# Task to complete:
Search the listing below for the string "ylabel" and show each line that contains it.

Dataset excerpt
────────────────────

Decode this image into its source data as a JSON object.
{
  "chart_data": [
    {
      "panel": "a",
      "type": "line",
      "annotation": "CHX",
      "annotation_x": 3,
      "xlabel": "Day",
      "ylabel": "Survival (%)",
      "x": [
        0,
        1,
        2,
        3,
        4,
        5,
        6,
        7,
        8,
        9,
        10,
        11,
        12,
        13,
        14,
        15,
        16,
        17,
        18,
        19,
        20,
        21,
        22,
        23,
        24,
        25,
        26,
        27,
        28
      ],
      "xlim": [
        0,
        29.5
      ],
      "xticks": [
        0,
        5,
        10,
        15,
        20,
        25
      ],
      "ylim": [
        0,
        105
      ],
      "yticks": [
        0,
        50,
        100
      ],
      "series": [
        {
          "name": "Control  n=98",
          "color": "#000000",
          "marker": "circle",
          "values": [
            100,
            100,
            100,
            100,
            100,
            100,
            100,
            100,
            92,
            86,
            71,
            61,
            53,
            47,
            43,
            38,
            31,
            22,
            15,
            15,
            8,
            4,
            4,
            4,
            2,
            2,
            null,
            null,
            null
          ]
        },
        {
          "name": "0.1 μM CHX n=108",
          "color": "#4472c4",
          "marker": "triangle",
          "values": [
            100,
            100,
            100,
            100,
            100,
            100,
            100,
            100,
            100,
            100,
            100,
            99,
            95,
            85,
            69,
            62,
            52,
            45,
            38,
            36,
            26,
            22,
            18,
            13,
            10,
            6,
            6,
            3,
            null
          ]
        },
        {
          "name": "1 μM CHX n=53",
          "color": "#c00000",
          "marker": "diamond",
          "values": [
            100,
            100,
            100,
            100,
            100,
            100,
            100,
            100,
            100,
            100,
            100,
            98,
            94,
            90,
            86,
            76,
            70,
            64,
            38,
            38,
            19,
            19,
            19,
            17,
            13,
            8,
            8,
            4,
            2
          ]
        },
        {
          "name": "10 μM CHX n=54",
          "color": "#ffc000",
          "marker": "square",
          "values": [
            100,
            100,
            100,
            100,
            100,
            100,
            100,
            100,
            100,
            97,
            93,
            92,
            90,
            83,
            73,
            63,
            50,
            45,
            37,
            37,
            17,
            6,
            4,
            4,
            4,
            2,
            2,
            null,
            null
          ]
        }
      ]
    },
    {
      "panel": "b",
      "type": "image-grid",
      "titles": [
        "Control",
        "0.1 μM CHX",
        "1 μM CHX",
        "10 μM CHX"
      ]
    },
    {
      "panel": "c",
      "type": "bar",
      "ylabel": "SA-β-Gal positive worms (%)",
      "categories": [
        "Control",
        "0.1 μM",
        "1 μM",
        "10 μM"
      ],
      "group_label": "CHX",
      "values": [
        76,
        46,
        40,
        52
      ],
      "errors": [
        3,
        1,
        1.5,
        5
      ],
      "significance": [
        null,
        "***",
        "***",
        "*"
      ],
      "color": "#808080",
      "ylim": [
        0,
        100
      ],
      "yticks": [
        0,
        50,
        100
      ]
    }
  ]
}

────────────────────

# Problem solution:
      "ylabel": "Survival (%)",
      "ylabel": "SA-β-Gal positive worms (%)",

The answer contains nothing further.